PAGE TEXT:
-=-=-=-=-
- Church: Anglican Church of Australia
- Province: Province of New South Wales
- Diocese: Diocese of Sydney
- Installed: 5 May 2014
- Predecessor: Glenn Davies

Orders
- Ordination: 1994
- Consecration: 29 March 2014 by Glenn Davies

Personal details
- Born: Christopher Edwards 1961 (age 64–65)
- Denomination: Anglicanism
- Spouse: Belinda
- Children: Timothy and Nicole Edwards
- Alma mater: University of Technology Sydney Moore Theological College

= Chris Edwards (bishop) =

Bishop of North Sydney

Christopher Edwards (born 1961) is an Australian Anglican bishop who has served as the Bishop of North Sydney (Bishop of the Northern Region) in the Diocese of Sydney since 5 May 2014.

==Early life and ministry==
Edwards grew up in Lalor Park in Sydney. His father was commissioned to work with the Church Army. Edwards was educated at James Ruse Agricultural High School and the University of Technology Sydney, then worked as an executive in the finance and banking sector for a time, before training for the ministry at Moore Theological College. In 1994 Edwards was ordained and became a curate at St George's, Engadine.
-=-=-=-=-
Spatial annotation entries
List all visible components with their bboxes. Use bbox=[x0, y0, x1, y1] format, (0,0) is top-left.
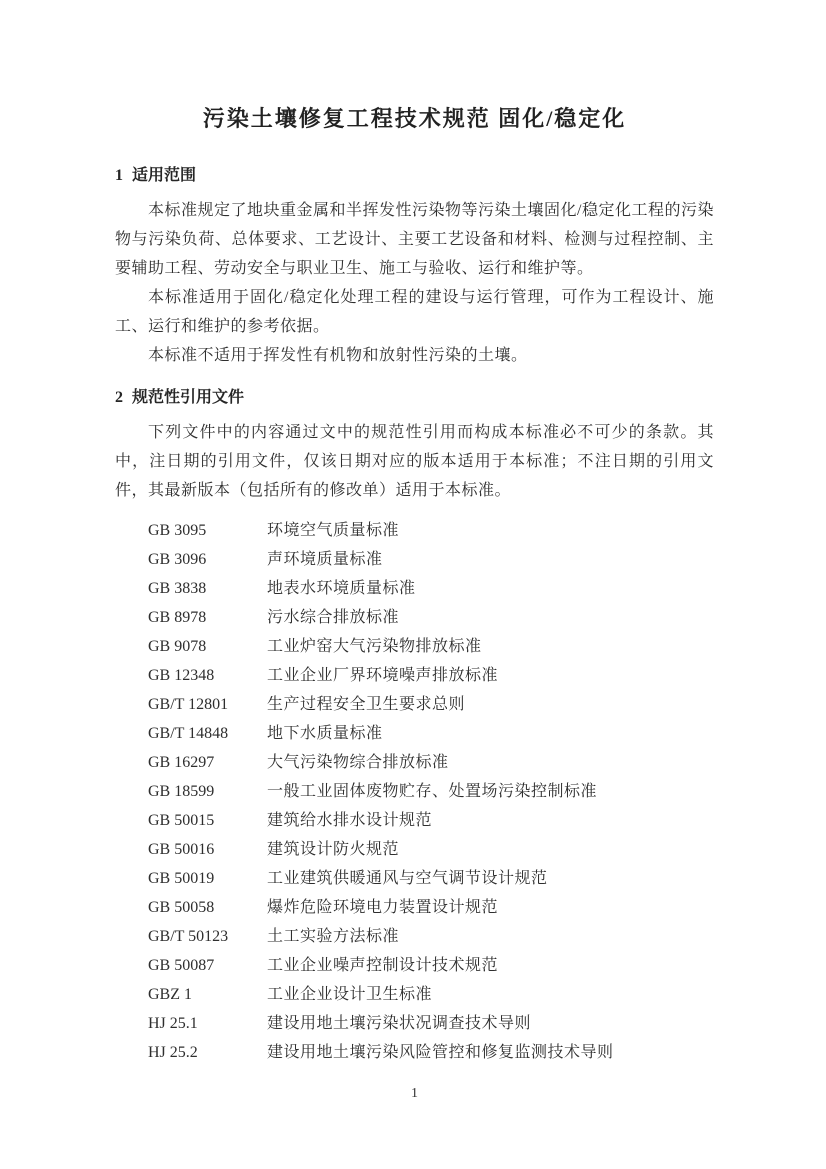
reference-title: 土工实验方法标准 bbox=[267, 922, 714, 951]
reference-code: HJ 25.1 bbox=[148, 1009, 267, 1038]
reference-row: GB 18599 一般工业固体废物贮存、处置场污染控制标准 bbox=[115, 777, 714, 806]
reference-title: 声环境质量标准 bbox=[267, 545, 714, 574]
reference-code: GB 3838 bbox=[148, 574, 267, 603]
paragraph: 下列文件中的内容通过文中的规范性引用而构成本标准必不可少的条款。其中，注日期的引… bbox=[115, 418, 714, 505]
reference-row: GB 3096 声环境质量标准 bbox=[115, 545, 714, 574]
reference-title: 建设用地土壤污染状况调查技术导则 bbox=[267, 1009, 714, 1038]
reference-code: GB 50015 bbox=[148, 806, 267, 835]
reference-row: GB 16297 大气污染物综合排放标准 bbox=[115, 748, 714, 777]
section-normative-references: 2规范性引用文件 下列文件中的内容通过文中的规范性引用而构成本标准必不可少的条款… bbox=[115, 387, 714, 1067]
reference-title: 建筑设计防火规范 bbox=[267, 835, 714, 864]
reference-title: 地表水环境质量标准 bbox=[267, 574, 714, 603]
paragraph: 本标准不适用于挥发性有机物和放射性污染的土壤。 bbox=[115, 341, 714, 370]
reference-row: HJ 25.1 建设用地土壤污染状况调查技术导则 bbox=[115, 1009, 714, 1038]
section-scope-paragraphs: 本标准规定了地块重金属和半挥发性污染物等污染土壤固化/稳定化工程的污染物与污染负… bbox=[115, 196, 714, 370]
reference-row: GB 3838 地表水环境质量标准 bbox=[115, 574, 714, 603]
reference-code: GB/T 14848 bbox=[148, 719, 267, 748]
reference-row: HJ 25.2 建设用地土壤污染风险管控和修复监测技术导则 bbox=[115, 1038, 714, 1067]
reference-title: 工业炉窑大气污染物排放标准 bbox=[267, 632, 714, 661]
section-references-heading: 2规范性引用文件 bbox=[115, 387, 714, 408]
reference-title: 一般工业固体废物贮存、处置场污染控制标准 bbox=[267, 777, 714, 806]
reference-code: GB 16297 bbox=[148, 748, 267, 777]
reference-list: GB 3095 环境空气质量标准 GB 3096 声环境质量标准 GB 3838… bbox=[115, 516, 714, 1067]
reference-code: GB 18599 bbox=[148, 777, 267, 806]
reference-code: GB 50016 bbox=[148, 835, 267, 864]
reference-code: GB 9078 bbox=[148, 632, 267, 661]
reference-code: GB 8978 bbox=[148, 603, 267, 632]
reference-code: GB 3095 bbox=[148, 516, 267, 545]
reference-title: 生产过程安全卫生要求总则 bbox=[267, 690, 714, 719]
reference-row: GB 12348 工业企业厂界环境噪声排放标准 bbox=[115, 661, 714, 690]
section-scope-heading: 1适用范围 bbox=[115, 165, 714, 186]
reference-code: GB 3096 bbox=[148, 545, 267, 574]
section-title: 适用范围 bbox=[132, 167, 196, 184]
reference-row: GB/T 12801 生产过程安全卫生要求总则 bbox=[115, 690, 714, 719]
paragraph: 本标准规定了地块重金属和半挥发性污染物等污染土壤固化/稳定化工程的污染物与污染负… bbox=[115, 196, 714, 283]
reference-row: GB 50015 建筑给水排水设计规范 bbox=[115, 806, 714, 835]
reference-title: 爆炸危险环境电力装置设计规范 bbox=[267, 893, 714, 922]
reference-row: GB 50016 建筑设计防火规范 bbox=[115, 835, 714, 864]
reference-title: 环境空气质量标准 bbox=[267, 516, 714, 545]
reference-row: GB 50087 工业企业噪声控制设计技术规范 bbox=[115, 951, 714, 980]
reference-row: GB 9078 工业炉窑大气污染物排放标准 bbox=[115, 632, 714, 661]
reference-row: GB/T 14848 地下水质量标准 bbox=[115, 719, 714, 748]
paragraph: 本标准适用于固化/稳定化处理工程的建设与运行管理，可作为工程设计、施工、运行和维… bbox=[115, 283, 714, 341]
reference-title: 工业企业噪声控制设计技术规范 bbox=[267, 951, 714, 980]
document-page: 污染土壤修复工程技术规范 固化/稳定化 1适用范围 本标准规定了地块重金属和半挥… bbox=[0, 0, 826, 1169]
reference-code: GB/T 50123 bbox=[148, 922, 267, 951]
reference-title: 污水综合排放标准 bbox=[267, 603, 714, 632]
section-references-paragraphs: 下列文件中的内容通过文中的规范性引用而构成本标准必不可少的条款。其中，注日期的引… bbox=[115, 418, 714, 505]
section-title: 规范性引用文件 bbox=[132, 389, 244, 406]
reference-row: GB 8978 污水综合排放标准 bbox=[115, 603, 714, 632]
reference-code: GB/T 12801 bbox=[148, 690, 267, 719]
reference-code: GBZ 1 bbox=[148, 980, 267, 1009]
page-number: 1 bbox=[115, 1085, 714, 1103]
reference-code: GB 50058 bbox=[148, 893, 267, 922]
reference-code: GB 12348 bbox=[148, 661, 267, 690]
reference-row: GB 50019 工业建筑供暖通风与空气调节设计规范 bbox=[115, 864, 714, 893]
reference-title: 地下水质量标准 bbox=[267, 719, 714, 748]
reference-code: GB 50087 bbox=[148, 951, 267, 980]
reference-code: GB 50019 bbox=[148, 864, 267, 893]
reference-row: GB/T 50123 土工实验方法标准 bbox=[115, 922, 714, 951]
reference-title: 大气污染物综合排放标准 bbox=[267, 748, 714, 777]
reference-title: 建设用地土壤污染风险管控和修复监测技术导则 bbox=[267, 1038, 714, 1067]
section-scope: 1适用范围 本标准规定了地块重金属和半挥发性污染物等污染土壤固化/稳定化工程的污… bbox=[115, 165, 714, 370]
reference-title: 工业企业厂界环境噪声排放标准 bbox=[267, 661, 714, 690]
document-title: 污染土壤修复工程技术规范 固化/稳定化 bbox=[115, 0, 714, 135]
section-number: 1 bbox=[115, 167, 123, 184]
reference-row: GB 3095 环境空气质量标准 bbox=[115, 516, 714, 545]
reference-row: GB 50058 爆炸危险环境电力装置设计规范 bbox=[115, 893, 714, 922]
reference-title: 工业建筑供暖通风与空气调节设计规范 bbox=[267, 864, 714, 893]
reference-title: 工业企业设计卫生标准 bbox=[267, 980, 714, 1009]
section-number: 2 bbox=[115, 389, 123, 406]
reference-code: HJ 25.2 bbox=[148, 1038, 267, 1067]
reference-title: 建筑给水排水设计规范 bbox=[267, 806, 714, 835]
reference-row: GBZ 1 工业企业设计卫生标准 bbox=[115, 980, 714, 1009]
-=-=-=-=-
PROBLEM STATEMENT: Go on with the biography of Chris Edwards from the point where it stops.

THE ANSWER:
Edwards was appointed to the staff of Holy Trinity Church, Adelaide, and later founded its church plant in the Adelaide Hills, during which time its congregation grew more than tenfold under his leadership. He then accepted a rector's position at St Paul's Tervuren in Belgium (in the Diocese in Europe). and chaired the associated primary school. His most recent position prior to his ordination as bishop was as Director of Mission at Anglican Retirement Villages (now Anglicare), Sydney.

==Episcopal ministry==
On 11 November 2013, Edwards was appointed by Archbishop Glenn Davies and endorsed by the diocese's Standing Committee as the next Bishop of North Sydney (Bishop of the Northern Region). Edwards was to succeed Davies in that position, following his appointment as archbishop earlier that year. The diocese spoke of Edwards' leadership in parishes in Sydney, Adelaide and Belgium, the Arrow Leadership program in South Australia, African Enterprise in Belgium, a British Primary School in Belgium, a mission society (RETRAK) in Belgium, and Anglican Retirement Villages as some of the reasons for his appointment.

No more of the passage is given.